Bounding box entries
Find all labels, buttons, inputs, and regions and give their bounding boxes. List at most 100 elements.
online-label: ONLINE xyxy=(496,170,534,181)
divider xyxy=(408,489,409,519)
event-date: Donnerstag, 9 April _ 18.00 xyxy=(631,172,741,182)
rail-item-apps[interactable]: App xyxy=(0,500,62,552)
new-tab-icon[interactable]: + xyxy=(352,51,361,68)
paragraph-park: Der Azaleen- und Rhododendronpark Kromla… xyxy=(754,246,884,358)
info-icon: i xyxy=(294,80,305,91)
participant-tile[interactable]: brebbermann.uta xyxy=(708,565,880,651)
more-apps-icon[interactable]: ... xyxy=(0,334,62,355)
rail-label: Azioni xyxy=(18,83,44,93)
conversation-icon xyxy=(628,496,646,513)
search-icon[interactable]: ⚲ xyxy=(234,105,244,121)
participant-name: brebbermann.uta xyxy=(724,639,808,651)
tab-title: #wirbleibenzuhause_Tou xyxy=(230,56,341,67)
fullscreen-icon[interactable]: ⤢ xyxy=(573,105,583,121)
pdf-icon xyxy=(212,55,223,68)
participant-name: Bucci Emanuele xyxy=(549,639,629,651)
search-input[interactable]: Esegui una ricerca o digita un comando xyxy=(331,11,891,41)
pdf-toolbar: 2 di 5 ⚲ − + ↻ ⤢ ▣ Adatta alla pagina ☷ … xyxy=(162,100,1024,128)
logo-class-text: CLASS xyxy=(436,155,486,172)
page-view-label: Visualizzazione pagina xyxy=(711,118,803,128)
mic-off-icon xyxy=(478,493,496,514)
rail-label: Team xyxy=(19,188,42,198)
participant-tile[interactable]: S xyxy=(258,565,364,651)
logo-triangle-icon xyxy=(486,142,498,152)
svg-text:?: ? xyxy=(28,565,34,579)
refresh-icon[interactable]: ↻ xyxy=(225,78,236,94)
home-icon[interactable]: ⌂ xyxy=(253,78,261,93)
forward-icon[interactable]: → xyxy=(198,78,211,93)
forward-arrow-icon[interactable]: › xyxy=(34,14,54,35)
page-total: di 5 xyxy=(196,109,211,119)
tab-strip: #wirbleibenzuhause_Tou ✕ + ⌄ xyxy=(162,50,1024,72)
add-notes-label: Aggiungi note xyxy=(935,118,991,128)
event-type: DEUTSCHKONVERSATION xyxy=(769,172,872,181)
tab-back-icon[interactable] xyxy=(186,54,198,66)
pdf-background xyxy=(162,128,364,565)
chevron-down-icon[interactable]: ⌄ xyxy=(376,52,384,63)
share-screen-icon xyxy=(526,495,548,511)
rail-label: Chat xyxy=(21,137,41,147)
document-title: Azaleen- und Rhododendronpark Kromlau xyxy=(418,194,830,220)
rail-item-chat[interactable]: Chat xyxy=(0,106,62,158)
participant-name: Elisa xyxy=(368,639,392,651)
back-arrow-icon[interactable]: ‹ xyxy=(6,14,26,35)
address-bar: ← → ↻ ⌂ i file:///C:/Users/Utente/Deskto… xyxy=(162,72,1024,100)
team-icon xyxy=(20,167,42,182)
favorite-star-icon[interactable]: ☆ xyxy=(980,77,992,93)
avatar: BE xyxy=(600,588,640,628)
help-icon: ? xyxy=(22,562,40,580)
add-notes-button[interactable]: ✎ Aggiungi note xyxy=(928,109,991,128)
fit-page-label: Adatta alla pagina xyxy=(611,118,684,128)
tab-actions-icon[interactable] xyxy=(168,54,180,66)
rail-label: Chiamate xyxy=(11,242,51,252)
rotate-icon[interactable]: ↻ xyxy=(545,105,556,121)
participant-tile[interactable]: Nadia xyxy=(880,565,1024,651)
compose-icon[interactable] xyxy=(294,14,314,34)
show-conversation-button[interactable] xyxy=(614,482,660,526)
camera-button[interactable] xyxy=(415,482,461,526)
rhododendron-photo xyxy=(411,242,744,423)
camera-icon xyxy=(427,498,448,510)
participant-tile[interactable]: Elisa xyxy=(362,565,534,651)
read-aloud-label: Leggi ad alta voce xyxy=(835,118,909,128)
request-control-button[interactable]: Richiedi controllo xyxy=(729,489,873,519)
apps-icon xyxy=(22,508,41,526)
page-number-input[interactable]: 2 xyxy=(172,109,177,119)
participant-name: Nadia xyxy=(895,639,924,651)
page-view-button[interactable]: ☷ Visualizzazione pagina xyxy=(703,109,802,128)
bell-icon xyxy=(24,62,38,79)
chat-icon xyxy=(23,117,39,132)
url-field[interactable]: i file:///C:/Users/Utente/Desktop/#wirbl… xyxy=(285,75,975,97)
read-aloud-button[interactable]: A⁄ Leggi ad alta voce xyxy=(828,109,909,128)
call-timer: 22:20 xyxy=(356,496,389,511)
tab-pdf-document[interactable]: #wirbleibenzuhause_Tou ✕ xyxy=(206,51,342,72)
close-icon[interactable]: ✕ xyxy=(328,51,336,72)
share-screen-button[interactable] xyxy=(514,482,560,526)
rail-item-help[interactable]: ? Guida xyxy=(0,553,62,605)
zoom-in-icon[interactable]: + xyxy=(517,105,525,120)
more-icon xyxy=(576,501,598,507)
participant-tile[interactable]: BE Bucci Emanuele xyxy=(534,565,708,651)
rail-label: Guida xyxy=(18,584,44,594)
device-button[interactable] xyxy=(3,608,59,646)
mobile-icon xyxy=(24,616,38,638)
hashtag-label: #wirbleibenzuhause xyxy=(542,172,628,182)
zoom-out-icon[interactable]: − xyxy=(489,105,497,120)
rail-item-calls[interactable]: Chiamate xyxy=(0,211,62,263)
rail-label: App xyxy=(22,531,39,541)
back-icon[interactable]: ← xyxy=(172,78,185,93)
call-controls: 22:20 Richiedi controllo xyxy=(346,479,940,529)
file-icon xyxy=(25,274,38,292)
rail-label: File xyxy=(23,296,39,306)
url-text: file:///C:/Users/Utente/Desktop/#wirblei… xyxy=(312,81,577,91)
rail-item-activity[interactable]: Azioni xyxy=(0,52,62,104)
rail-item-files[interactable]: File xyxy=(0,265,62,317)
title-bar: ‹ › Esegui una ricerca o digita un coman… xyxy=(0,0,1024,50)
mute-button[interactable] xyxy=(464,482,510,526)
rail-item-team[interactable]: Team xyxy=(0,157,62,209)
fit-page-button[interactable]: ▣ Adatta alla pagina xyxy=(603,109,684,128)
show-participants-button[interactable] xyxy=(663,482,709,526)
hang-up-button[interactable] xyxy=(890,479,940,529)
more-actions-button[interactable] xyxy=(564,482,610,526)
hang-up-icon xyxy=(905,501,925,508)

▶ [Problem requirements] Rewrite all of the entries with "rail-label" changed to "sidebar-label" wherever it occurs, keeping every other part the same.

▶ [Solution to this exercise]
Find all labels, buttons, inputs, and regions and give their bounding boxes. List at most 100 elements.
online-label: ONLINE xyxy=(496,170,534,181)
divider xyxy=(408,489,409,519)
event-date: Donnerstag, 9 April _ 18.00 xyxy=(631,172,741,182)
rail-item-apps[interactable]: App xyxy=(0,500,62,552)
new-tab-icon[interactable]: + xyxy=(352,51,361,68)
paragraph-park: Der Azaleen- und Rhododendronpark Kromla… xyxy=(754,246,884,358)
info-icon: i xyxy=(294,80,305,91)
participant-tile[interactable]: brebbermann.uta xyxy=(708,565,880,651)
more-apps-icon[interactable]: ... xyxy=(0,334,62,355)
sidebar-label: Azioni xyxy=(18,83,44,93)
conversation-icon xyxy=(628,496,646,513)
search-icon[interactable]: ⚲ xyxy=(234,105,244,121)
participant-name: brebbermann.uta xyxy=(724,639,808,651)
tab-title: #wirbleibenzuhause_Tou xyxy=(230,56,341,67)
fullscreen-icon[interactable]: ⤢ xyxy=(573,105,583,121)
pdf-icon xyxy=(212,55,223,68)
participant-name: Bucci Emanuele xyxy=(549,639,629,651)
search-input[interactable]: Esegui una ricerca o digita un comando xyxy=(331,11,891,41)
pdf-toolbar: 2 di 5 ⚲ − + ↻ ⤢ ▣ Adatta alla pagina ☷ … xyxy=(162,100,1024,128)
logo-class-text: CLASS xyxy=(436,155,486,172)
page-view-label: Visualizzazione pagina xyxy=(711,118,803,128)
mic-off-icon xyxy=(478,493,496,514)
sidebar-label: Team xyxy=(19,188,42,198)
participant-tile[interactable]: S xyxy=(258,565,364,651)
logo-triangle-icon xyxy=(486,142,498,152)
svg-text:?: ? xyxy=(28,565,34,579)
refresh-icon[interactable]: ↻ xyxy=(225,78,236,94)
home-icon[interactable]: ⌂ xyxy=(253,78,261,93)
forward-icon[interactable]: → xyxy=(198,78,211,93)
forward-arrow-icon[interactable]: › xyxy=(34,14,54,35)
page-total: di 5 xyxy=(196,109,211,119)
tab-strip: #wirbleibenzuhause_Tou ✕ + ⌄ xyxy=(162,50,1024,72)
add-notes-label: Aggiungi note xyxy=(935,118,991,128)
event-type: DEUTSCHKONVERSATION xyxy=(769,172,872,181)
tab-back-icon[interactable] xyxy=(186,54,198,66)
pdf-background xyxy=(162,128,364,565)
chevron-down-icon[interactable]: ⌄ xyxy=(376,52,384,63)
share-screen-icon xyxy=(526,495,548,511)
sidebar-label: Chat xyxy=(21,137,41,147)
document-title: Azaleen- und Rhododendronpark Kromlau xyxy=(418,194,830,220)
rail-item-chat[interactable]: Chat xyxy=(0,106,62,158)
participant-name: Elisa xyxy=(368,639,392,651)
back-arrow-icon[interactable]: ‹ xyxy=(6,14,26,35)
address-bar: ← → ↻ ⌂ i file:///C:/Users/Utente/Deskto… xyxy=(162,72,1024,100)
team-icon xyxy=(20,167,42,182)
favorite-star-icon[interactable]: ☆ xyxy=(980,77,992,93)
avatar: BE xyxy=(600,588,640,628)
help-icon: ? xyxy=(22,562,40,580)
add-notes-button[interactable]: ✎ Aggiungi note xyxy=(928,109,991,128)
fit-page-label: Adatta alla pagina xyxy=(611,118,684,128)
tab-actions-icon[interactable] xyxy=(168,54,180,66)
sidebar-label: Chiamate xyxy=(11,242,51,252)
rotate-icon[interactable]: ↻ xyxy=(545,105,556,121)
participant-tile[interactable]: Nadia xyxy=(880,565,1024,651)
compose-icon[interactable] xyxy=(294,14,314,34)
show-conversation-button[interactable] xyxy=(614,482,660,526)
camera-button[interactable] xyxy=(415,482,461,526)
rhododendron-photo xyxy=(411,242,744,423)
camera-icon xyxy=(427,498,448,510)
participant-tile[interactable]: Elisa xyxy=(362,565,534,651)
read-aloud-label: Leggi ad alta voce xyxy=(835,118,909,128)
request-control-button[interactable]: Richiedi controllo xyxy=(729,489,873,519)
apps-icon xyxy=(22,508,41,526)
page-number-input[interactable]: 2 xyxy=(172,109,177,119)
participant-name: Nadia xyxy=(895,639,924,651)
page-view-button[interactable]: ☷ Visualizzazione pagina xyxy=(703,109,802,128)
bell-icon xyxy=(24,62,38,79)
chat-icon xyxy=(23,117,39,132)
url-field[interactable]: i file:///C:/Users/Utente/Desktop/#wirbl… xyxy=(285,75,975,97)
read-aloud-button[interactable]: A⁄ Leggi ad alta voce xyxy=(828,109,909,128)
call-timer: 22:20 xyxy=(356,496,389,511)
tab-pdf-document[interactable]: #wirbleibenzuhause_Tou ✕ xyxy=(206,51,342,72)
close-icon[interactable]: ✕ xyxy=(328,51,336,72)
share-screen-button[interactable] xyxy=(514,482,560,526)
rail-item-help[interactable]: ? Guida xyxy=(0,553,62,605)
zoom-in-icon[interactable]: + xyxy=(517,105,525,120)
more-icon xyxy=(576,501,598,507)
participant-tile[interactable]: BE Bucci Emanuele xyxy=(534,565,708,651)
sidebar-label: Guida xyxy=(18,584,44,594)
device-button[interactable] xyxy=(3,608,59,646)
mobile-icon xyxy=(24,616,38,638)
hashtag-label: #wirbleibenzuhause xyxy=(542,172,628,182)
zoom-out-icon[interactable]: − xyxy=(489,105,497,120)
rail-item-calls[interactable]: Chiamate xyxy=(0,211,62,263)
sidebar-label: App xyxy=(22,531,39,541)
back-icon[interactable]: ← xyxy=(172,78,185,93)
call-controls: 22:20 Richiedi controllo xyxy=(346,479,940,529)
file-icon xyxy=(25,274,38,292)
sidebar-label: File xyxy=(23,296,39,306)
url-text: file:///C:/Users/Utente/Desktop/#wirblei… xyxy=(312,81,577,91)
rail-item-activity[interactable]: Azioni xyxy=(0,52,62,104)
rail-item-files[interactable]: File xyxy=(0,265,62,317)
title-bar: ‹ › Esegui una ricerca o digita un coman… xyxy=(0,0,1024,50)
mute-button[interactable] xyxy=(464,482,510,526)
rail-item-team[interactable]: Team xyxy=(0,157,62,209)
fit-page-button[interactable]: ▣ Adatta alla pagina xyxy=(603,109,684,128)
show-participants-button[interactable] xyxy=(663,482,709,526)
hang-up-button[interactable] xyxy=(890,479,940,529)
more-actions-button[interactable] xyxy=(564,482,610,526)
hang-up-icon xyxy=(905,501,925,508)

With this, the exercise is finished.